Task objective — Select the lines that hold the word "panel" and copy each one.

>> START

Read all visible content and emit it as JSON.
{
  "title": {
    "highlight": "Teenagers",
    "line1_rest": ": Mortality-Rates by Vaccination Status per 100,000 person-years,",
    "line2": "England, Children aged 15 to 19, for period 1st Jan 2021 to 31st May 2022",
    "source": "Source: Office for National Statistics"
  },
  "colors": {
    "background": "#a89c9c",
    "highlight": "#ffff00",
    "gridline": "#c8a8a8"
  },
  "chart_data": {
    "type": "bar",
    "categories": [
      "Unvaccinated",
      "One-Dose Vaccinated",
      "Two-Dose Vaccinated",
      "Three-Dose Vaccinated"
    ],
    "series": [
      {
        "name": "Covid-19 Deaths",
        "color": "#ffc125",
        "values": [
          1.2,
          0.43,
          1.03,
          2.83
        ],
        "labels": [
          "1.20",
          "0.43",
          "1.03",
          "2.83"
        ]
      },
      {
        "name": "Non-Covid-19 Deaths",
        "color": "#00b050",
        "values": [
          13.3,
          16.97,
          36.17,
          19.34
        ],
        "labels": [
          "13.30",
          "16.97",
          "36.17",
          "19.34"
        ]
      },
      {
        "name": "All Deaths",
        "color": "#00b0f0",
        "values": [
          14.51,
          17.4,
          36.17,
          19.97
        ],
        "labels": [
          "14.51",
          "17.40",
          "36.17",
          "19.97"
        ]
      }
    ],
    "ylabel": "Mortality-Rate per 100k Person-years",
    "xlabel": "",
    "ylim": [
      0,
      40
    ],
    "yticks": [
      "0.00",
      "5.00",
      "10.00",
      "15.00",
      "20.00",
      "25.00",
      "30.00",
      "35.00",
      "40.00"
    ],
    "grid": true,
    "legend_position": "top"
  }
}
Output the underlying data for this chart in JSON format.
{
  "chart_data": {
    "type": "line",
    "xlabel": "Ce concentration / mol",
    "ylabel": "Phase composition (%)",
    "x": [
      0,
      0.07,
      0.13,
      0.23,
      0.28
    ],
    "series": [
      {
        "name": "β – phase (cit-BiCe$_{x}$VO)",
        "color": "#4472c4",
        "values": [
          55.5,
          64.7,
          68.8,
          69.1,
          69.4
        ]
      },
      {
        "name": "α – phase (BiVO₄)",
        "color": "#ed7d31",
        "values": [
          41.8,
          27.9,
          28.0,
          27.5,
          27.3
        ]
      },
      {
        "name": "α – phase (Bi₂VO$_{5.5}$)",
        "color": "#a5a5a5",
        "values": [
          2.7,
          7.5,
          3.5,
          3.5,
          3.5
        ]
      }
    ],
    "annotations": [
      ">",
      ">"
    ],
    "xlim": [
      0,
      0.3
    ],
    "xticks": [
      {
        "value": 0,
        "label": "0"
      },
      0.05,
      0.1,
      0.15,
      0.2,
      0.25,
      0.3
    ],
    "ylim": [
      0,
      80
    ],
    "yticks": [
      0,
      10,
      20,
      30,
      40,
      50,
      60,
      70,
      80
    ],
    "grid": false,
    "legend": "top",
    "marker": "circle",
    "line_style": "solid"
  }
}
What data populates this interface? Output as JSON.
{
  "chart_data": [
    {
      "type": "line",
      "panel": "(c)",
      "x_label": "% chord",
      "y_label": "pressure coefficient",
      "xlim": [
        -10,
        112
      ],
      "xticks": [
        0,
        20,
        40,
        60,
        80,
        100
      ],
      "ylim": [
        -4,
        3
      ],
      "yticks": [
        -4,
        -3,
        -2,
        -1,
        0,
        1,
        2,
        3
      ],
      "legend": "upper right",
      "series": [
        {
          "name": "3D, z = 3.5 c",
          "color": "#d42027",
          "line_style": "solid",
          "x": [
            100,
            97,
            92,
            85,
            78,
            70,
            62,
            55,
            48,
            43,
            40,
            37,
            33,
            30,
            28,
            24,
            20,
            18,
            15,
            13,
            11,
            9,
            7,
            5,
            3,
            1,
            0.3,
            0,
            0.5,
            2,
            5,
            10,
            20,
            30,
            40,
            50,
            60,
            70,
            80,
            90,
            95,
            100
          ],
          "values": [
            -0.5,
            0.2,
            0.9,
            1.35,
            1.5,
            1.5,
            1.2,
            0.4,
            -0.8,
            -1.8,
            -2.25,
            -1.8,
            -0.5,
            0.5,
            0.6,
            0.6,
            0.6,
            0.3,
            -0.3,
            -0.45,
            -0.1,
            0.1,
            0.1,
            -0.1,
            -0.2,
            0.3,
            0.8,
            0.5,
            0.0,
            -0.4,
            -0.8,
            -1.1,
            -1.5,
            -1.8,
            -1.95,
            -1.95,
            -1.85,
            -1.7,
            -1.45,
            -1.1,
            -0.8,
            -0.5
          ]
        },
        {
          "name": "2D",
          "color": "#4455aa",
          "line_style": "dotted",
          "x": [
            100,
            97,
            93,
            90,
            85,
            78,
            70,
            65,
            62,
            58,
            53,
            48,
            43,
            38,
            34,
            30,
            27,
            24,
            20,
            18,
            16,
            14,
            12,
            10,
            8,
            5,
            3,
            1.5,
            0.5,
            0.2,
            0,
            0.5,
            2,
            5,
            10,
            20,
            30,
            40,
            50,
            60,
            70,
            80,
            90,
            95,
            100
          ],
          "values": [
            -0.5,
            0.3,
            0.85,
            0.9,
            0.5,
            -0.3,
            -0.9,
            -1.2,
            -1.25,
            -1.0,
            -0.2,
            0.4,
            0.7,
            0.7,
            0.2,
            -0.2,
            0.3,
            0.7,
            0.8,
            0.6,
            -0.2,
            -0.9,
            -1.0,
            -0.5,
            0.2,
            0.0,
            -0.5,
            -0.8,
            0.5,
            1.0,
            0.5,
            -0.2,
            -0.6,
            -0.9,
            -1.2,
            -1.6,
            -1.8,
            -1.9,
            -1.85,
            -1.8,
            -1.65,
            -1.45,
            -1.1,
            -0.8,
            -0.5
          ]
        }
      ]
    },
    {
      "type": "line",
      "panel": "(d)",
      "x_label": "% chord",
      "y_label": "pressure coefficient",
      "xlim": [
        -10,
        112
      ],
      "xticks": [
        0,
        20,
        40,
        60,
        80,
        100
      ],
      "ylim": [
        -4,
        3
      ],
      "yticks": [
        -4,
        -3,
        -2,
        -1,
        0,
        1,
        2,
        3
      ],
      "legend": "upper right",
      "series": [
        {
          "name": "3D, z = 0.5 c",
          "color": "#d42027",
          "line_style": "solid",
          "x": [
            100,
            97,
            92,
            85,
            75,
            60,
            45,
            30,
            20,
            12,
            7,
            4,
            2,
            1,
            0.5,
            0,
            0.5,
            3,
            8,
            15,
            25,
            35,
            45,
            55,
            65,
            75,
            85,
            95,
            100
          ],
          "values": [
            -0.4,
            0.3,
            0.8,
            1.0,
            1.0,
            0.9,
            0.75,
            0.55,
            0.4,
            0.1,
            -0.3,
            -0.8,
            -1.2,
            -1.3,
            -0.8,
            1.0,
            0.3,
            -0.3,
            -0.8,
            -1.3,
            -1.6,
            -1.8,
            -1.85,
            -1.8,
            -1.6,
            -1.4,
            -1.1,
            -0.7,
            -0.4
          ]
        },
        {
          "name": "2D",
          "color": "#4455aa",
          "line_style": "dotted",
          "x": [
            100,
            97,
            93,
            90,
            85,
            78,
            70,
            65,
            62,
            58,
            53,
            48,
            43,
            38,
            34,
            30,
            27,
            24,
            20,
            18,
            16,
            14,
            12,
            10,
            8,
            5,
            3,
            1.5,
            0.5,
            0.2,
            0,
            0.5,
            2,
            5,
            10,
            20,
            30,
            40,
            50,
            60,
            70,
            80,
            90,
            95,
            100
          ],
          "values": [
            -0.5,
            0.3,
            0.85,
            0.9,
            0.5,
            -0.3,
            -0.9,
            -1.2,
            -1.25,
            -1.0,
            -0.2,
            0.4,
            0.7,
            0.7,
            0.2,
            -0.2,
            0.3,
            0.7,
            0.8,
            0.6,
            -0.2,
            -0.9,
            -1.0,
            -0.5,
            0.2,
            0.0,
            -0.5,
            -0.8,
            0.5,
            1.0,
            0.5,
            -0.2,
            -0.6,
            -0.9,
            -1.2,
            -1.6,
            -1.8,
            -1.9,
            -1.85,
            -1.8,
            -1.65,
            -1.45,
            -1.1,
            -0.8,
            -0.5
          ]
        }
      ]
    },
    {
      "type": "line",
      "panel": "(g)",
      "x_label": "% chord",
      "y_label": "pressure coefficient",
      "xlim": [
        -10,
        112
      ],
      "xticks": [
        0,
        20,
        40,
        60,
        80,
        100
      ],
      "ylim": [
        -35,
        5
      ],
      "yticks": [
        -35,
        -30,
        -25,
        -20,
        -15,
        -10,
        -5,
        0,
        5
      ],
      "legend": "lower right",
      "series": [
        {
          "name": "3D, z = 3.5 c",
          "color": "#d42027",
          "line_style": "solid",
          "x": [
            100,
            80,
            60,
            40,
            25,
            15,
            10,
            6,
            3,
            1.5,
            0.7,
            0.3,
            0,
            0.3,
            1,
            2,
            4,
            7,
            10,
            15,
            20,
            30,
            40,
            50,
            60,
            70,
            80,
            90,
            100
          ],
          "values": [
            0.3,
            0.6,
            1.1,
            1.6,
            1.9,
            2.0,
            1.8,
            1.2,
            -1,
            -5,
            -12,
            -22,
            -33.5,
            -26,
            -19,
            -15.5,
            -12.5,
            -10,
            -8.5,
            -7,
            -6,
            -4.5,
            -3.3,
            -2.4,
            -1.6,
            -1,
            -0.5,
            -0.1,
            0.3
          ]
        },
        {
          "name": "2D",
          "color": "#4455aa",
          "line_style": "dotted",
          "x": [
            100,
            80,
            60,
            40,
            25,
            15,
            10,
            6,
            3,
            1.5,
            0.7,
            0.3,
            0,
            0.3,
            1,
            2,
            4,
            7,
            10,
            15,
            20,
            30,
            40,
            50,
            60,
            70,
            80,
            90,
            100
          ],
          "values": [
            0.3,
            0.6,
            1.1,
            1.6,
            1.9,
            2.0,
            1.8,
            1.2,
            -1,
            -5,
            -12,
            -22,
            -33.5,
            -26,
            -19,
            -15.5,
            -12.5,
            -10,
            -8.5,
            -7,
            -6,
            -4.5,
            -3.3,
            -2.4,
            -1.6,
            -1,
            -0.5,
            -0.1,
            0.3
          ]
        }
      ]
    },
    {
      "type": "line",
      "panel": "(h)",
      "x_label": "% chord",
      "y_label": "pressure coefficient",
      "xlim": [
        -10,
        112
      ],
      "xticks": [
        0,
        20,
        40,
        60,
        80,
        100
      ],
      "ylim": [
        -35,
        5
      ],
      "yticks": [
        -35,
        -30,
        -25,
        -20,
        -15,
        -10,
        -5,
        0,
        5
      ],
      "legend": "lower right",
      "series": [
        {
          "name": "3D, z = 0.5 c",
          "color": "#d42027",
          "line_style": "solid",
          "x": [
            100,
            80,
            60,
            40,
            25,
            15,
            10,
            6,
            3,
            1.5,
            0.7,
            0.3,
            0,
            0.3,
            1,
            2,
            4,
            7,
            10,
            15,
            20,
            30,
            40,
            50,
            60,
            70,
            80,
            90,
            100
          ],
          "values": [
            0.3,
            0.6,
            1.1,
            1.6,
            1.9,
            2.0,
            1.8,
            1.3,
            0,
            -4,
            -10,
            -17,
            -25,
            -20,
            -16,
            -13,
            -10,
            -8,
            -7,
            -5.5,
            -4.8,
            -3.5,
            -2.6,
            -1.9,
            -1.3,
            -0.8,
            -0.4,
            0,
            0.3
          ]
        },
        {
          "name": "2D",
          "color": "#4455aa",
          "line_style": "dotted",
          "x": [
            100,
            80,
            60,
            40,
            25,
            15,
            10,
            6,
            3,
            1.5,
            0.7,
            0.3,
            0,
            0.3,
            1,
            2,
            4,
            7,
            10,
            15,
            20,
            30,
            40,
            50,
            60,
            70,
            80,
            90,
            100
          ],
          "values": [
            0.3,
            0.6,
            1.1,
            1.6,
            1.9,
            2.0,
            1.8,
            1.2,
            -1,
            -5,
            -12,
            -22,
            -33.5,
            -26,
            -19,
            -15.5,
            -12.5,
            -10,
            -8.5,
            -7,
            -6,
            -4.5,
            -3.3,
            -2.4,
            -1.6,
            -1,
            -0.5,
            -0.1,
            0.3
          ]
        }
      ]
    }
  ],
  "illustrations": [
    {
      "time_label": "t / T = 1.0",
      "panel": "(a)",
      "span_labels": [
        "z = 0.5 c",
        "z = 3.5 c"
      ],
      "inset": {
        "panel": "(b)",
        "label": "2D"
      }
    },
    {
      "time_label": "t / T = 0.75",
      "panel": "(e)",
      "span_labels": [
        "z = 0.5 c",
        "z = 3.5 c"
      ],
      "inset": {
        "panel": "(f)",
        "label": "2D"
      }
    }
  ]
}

>> END

Task response —
      "panel": "(c)",
      "panel": "(d)",
      "panel": "(g)",
      "panel": "(h)",
      "panel": "(a)",
        "panel": "(b)",
      "panel": "(e)",
        "panel": "(f)",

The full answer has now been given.